** start Data extract **

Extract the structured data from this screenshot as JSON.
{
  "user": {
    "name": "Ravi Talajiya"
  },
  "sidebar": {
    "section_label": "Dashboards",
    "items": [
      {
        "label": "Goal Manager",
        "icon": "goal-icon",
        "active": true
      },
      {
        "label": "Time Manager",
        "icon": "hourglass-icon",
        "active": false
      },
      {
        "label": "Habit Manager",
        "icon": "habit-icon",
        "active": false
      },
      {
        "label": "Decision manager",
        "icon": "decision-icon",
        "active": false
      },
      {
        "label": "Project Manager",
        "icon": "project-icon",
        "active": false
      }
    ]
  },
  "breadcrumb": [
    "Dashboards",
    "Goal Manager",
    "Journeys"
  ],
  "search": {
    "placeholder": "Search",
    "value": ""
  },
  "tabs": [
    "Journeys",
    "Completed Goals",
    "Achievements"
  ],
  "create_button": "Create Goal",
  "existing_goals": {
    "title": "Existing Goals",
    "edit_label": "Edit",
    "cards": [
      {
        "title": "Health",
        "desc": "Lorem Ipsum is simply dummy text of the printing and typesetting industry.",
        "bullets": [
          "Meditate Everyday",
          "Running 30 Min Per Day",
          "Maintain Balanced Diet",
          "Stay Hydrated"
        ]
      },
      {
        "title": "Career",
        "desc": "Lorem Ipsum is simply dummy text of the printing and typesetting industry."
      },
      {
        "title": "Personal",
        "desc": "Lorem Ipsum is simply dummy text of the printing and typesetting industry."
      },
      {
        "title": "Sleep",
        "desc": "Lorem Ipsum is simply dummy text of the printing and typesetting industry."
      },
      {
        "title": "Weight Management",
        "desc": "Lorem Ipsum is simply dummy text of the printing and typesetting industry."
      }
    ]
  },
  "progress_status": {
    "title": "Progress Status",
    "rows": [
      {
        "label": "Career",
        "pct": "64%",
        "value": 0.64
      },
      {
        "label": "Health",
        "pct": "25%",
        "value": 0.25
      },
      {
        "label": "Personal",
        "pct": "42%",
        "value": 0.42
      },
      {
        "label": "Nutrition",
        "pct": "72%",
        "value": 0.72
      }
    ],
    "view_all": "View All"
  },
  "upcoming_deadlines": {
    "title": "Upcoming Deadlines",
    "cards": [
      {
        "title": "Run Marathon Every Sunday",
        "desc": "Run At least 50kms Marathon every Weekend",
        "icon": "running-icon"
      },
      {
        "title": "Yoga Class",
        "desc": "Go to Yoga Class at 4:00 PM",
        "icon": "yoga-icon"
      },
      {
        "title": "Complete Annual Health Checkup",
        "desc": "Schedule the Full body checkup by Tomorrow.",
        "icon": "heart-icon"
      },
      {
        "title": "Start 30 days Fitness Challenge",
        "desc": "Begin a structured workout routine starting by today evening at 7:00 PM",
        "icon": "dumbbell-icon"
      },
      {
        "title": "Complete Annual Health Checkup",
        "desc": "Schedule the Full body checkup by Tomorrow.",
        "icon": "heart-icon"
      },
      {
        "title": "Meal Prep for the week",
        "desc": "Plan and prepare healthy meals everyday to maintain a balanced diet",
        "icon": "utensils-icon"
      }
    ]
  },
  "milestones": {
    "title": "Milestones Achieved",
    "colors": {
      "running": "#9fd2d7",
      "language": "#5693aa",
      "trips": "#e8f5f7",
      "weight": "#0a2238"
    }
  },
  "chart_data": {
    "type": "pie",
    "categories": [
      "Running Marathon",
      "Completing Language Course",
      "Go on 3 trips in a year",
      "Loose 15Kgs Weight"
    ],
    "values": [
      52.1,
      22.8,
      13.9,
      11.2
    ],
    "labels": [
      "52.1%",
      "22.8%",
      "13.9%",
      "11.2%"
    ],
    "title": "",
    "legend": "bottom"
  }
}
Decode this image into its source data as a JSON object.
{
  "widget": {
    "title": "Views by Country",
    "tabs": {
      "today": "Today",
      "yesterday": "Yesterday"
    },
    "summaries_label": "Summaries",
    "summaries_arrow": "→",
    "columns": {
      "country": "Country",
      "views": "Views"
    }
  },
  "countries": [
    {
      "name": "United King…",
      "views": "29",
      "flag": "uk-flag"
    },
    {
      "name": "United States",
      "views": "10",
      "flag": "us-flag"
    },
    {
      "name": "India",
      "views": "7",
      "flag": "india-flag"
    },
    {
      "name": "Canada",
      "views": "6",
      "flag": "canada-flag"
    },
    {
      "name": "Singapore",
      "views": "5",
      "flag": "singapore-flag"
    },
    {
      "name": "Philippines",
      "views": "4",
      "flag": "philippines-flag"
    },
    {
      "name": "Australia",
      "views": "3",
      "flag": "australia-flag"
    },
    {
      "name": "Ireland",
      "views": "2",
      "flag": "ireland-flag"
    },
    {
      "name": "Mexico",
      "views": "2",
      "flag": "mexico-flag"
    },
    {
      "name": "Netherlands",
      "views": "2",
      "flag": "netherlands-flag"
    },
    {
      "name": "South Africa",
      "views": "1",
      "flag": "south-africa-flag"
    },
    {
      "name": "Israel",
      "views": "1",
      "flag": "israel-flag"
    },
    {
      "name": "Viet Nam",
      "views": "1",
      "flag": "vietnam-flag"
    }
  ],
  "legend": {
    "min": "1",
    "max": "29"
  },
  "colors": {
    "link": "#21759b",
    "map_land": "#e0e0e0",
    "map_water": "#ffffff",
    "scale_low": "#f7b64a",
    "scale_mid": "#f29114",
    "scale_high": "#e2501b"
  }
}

** end Data extract **

:: Exercise details ::
Return all of the data exactly as it reads.

:: Answer below ::
Extract the structured data from this screenshot as JSON.
{
  "user": {
    "name": "Ravi Talajiya"
  },
  "sidebar": {
    "section_label": "Dashboards",
    "items": [
      {
        "label": "Goal Manager",
        "icon": "goal-icon",
        "active": true
      },
      {
        "label": "Time Manager",
        "icon": "hourglass-icon",
        "active": false
      },
      {
        "label": "Habit Manager",
        "icon": "habit-icon",
        "active": false
      },
      {
        "label": "Decision manager",
        "icon": "decision-icon",
        "active": false
      },
      {
        "label": "Project Manager",
        "icon": "project-icon",
        "active": false
      }
    ]
  },
  "breadcrumb": [
    "Dashboards",
    "Goal Manager",
    "Journeys"
  ],
  "search": {
    "placeholder": "Search",
    "value": ""
  },
  "tabs": [
    "Journeys",
    "Completed Goals",
    "Achievements"
  ],
  "create_button": "Create Goal",
  "existing_goals": {
    "title": "Existing Goals",
    "edit_label": "Edit",
    "cards": [
      {
        "title": "Health",
        "desc": "Lorem Ipsum is simply dummy text of the printing and typesetting industry.",
        "bullets": [
          "Meditate Everyday",
          "Running 30 Min Per Day",
          "Maintain Balanced Diet",
          "Stay Hydrated"
        ]
      },
      {
        "title": "Career",
        "desc": "Lorem Ipsum is simply dummy text of the printing and typesetting industry."
      },
      {
        "title": "Personal",
        "desc": "Lorem Ipsum is simply dummy text of the printing and typesetting industry."
      },
      {
        "title": "Sleep",
        "desc": "Lorem Ipsum is simply dummy text of the printing and typesetting industry."
      },
      {
        "title": "Weight Management",
        "desc": "Lorem Ipsum is simply dummy text of the printing and typesetting industry."
      }
    ]
  },
  "progress_status": {
    "title": "Progress Status",
    "rows": [
      {
        "label": "Career",
        "pct": "64%",
        "value": 0.64
      },
      {
        "label": "Health",
        "pct": "25%",
        "value": 0.25
      },
      {
        "label": "Personal",
        "pct": "42%",
        "value": 0.42
      },
      {
        "label": "Nutrition",
        "pct": "72%",
        "value": 0.72
      }
    ],
    "view_all": "View All"
  },
  "upcoming_deadlines": {
    "title": "Upcoming Deadlines",
    "cards": [
      {
        "title": "Run Marathon Every Sunday",
        "desc": "Run At least 50kms Marathon every Weekend",
        "icon": "running-icon"
      },
      {
        "title": "Yoga Class",
        "desc": "Go to Yoga Class at 4:00 PM",
        "icon": "yoga-icon"
      },
      {
        "title": "Complete Annual Health Checkup",
        "desc": "Schedule the Full body checkup by Tomorrow.",
        "icon": "heart-icon"
      },
      {
        "title": "Start 30 days Fitness Challenge",
        "desc": "Begin a structured workout routine starting by today evening at 7:00 PM",
        "icon": "dumbbell-icon"
      },
      {
        "title": "Complete Annual Health Checkup",
        "desc": "Schedule the Full body checkup by Tomorrow.",
        "icon": "heart-icon"
      },
      {
        "title": "Meal Prep for the week",
        "desc": "Plan and prepare healthy meals everyday to maintain a balanced diet",
        "icon": "utensils-icon"
      }
    ]
  },
  "milestones": {
    "title": "Milestones Achieved",
    "colors": {
      "running": "#9fd2d7",
      "language": "#5693aa",
      "trips": "#e8f5f7",
      "weight": "#0a2238"
    }
  },
  "chart_data": {
    "type": "pie",
    "categories": [
      "Running Marathon",
      "Completing Language Course",
      "Go on 3 trips in a year",
      "Loose 15Kgs Weight"
    ],
    "values": [
      52.1,
      22.8,
      13.9,
      11.2
    ],
    "labels": [
      "52.1%",
      "22.8%",
      "13.9%",
      "11.2%"
    ],
    "title": "",
    "legend": "bottom"
  }
}
Decode this image into its source data as a JSON object.
{
  "widget": {
    "title": "Views by Country",
    "tabs": {
      "today": "Today",
      "yesterday": "Yesterday"
    },
    "summaries_label": "Summaries",
    "summaries_arrow": "→",
    "columns": {
      "country": "Country",
      "views": "Views"
    }
  },
  "countries": [
    {
      "name": "United King…",
      "views": "29",
      "flag": "uk-flag"
    },
    {
      "name": "United States",
      "views": "10",
      "flag": "us-flag"
    },
    {
      "name": "India",
      "views": "7",
      "flag": "india-flag"
    },
    {
      "name": "Canada",
      "views": "6",
      "flag": "canada-flag"
    },
    {
      "name": "Singapore",
      "views": "5",
      "flag": "singapore-flag"
    },
    {
      "name": "Philippines",
      "views": "4",
      "flag": "philippines-flag"
    },
    {
      "name": "Australia",
      "views": "3",
      "flag": "australia-flag"
    },
    {
      "name": "Ireland",
      "views": "2",
      "flag": "ireland-flag"
    },
    {
      "name": "Mexico",
      "views": "2",
      "flag": "mexico-flag"
    },
    {
      "name": "Netherlands",
      "views": "2",
      "flag": "netherlands-flag"
    },
    {
      "name": "South Africa",
      "views": "1",
      "flag": "south-africa-flag"
    },
    {
      "name": "Israel",
      "views": "1",
      "flag": "israel-flag"
    },
    {
      "name": "Viet Nam",
      "views": "1",
      "flag": "vietnam-flag"
    }
  ],
  "legend": {
    "min": "1",
    "max": "29"
  },
  "colors": {
    "link": "#21759b",
    "map_land": "#e0e0e0",
    "map_water": "#ffffff",
    "scale_low": "#f7b64a",
    "scale_mid": "#f29114",
    "scale_high": "#e2501b"
  }
}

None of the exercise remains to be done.